Predilution Solutions to Reduce Clotting in CRRT
Regional citrate anticoagulation is the recommended first-line approach to reduce clotting in CRRT for patients without contraindications to citrate. 1
Anticoagulation Options for CRRT
First-Line Approach
- Regional citrate anticoagulation is superior to other methods for preventing circuit clotting in CRRT when there are no contraindications 1, 2
- Citrate works by chelating calcium in the extracorporeal circuit, inhibiting the coagulation cascade 2
- This approach provides regional anticoagulation without increasing systemic bleeding risk 1
Alternative Approaches
- For patients with contraindications to citrate (severe liver dysfunction), unfractionated or low-molecular-weight heparin can be used 1
- In patients with high bleeding risk, running CRRT without anticoagulation is preferable to using heparin 1
- For patients with heparin-induced thrombocytopenia (HIT), direct thrombin inhibitors (argatroban) or Factor Xa inhibitors (danaparoid, fondaparinux) should be used 1
CRRT Modality Considerations
- CVVHD (Continuous Venovenous Hemodialysis) provides greater solute clearance than CVVH at equivalent flow rates 3
- Predilution CVVH has approximately 15% lower clearance of small molecules compared to postdilution CVVH or CVVHD 3
- At low blood flow rates typically used in pediatric patients, CVVHD appears optimal for maximizing clearance while minimizing filter clotting 3
Optimizing Circuit Patency Through Technical Adjustments
- Use partial predilution in convective modes (CVVH) to reduce hemoconcentration and extend filter life 4
- Individualize control of filtration fraction to prevent excessive hemoconcentration 4
- Optimize catheter position and size (larger inner diameter catheters in right internal jugular vein preferred) 4, 5
- Maintain appropriate blood flow rates (typically 100-150 mL/min for CVVHDF) 6
Fluid Composition Recommendations
- Use bicarbonate-buffered solutions rather than lactate-buffered solutions for dialysate and replacement fluid 6
- Dialysate or substitution fluid should contain physiologic concentrations of electrolytes 6
- Avoid fluids with supra-physiologic glucose concentrations 6
- Consider using dialysis solutions containing potassium, phosphate, and magnesium to prevent electrolyte disorders 2
Monitoring Requirements
- During citrate anticoagulation, frequently measure post-filter and systemic ionized calcium to titrate citrate and calcium replacement 6, 2
- Monitor acid-base balance regularly, particularly in patients at risk for citrate accumulation 2
- Track serum sodium levels to prevent hypernatremia with citrate anticoagulation 2
- Monitor for electrolyte abnormalities including hypophosphatemia, hypokalemia, and hypomagnesemia 2
Special Considerations
- Implement strict protocols for citrate anticoagulation with adequate staff education 2
- Delivered effluent dose should target 20-25 mL/kg/h with prescription of 25-30 mL/kg/h to account for treatment interruptions 6
- For patients with liver dysfunction receiving citrate, closely monitor for signs of citrate accumulation 2
By implementing these evidence-based approaches to anticoagulation and optimizing CRRT settings, circuit patency can be maximized while minimizing complications related to clotting and bleeding.

**DATASET**:
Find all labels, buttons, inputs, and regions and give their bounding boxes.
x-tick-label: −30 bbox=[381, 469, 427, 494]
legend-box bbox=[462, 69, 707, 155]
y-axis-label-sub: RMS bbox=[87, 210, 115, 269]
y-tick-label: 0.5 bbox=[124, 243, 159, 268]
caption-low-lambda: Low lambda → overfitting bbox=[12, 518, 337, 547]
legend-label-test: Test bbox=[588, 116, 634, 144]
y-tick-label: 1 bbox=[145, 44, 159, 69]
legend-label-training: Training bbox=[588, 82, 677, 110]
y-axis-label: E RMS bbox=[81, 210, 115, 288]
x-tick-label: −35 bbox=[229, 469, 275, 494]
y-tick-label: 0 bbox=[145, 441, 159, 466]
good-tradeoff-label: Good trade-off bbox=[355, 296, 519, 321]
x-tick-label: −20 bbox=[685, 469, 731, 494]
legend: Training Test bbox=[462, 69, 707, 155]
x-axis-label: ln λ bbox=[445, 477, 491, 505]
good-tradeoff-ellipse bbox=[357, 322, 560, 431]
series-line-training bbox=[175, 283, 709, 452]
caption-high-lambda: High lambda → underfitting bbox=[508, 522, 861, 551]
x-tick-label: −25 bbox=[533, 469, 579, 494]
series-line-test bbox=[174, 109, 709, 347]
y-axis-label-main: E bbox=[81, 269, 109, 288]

**EXERCISE AIM**: Translate this sentence from the text on clotting in CRRT into Spanish: "By implementing these evidence-based approaches to anticoagulation and optimizing CRRT settings, circuit patency can be maximized while minimizing complications related to clotting and bleeding." The rows have nothing to do with the text on clotting in CRRT.

**YOUR SOLUTION**: Al implementar estos enfoques basados en la evidencia para la anticoagulación y optimizar la configuración de la CRRT, se puede maximizar la permeabilidad del circuito y, al mismo tiempo, minimizar las complicaciones relacionadas con la coagulación y el sangrado.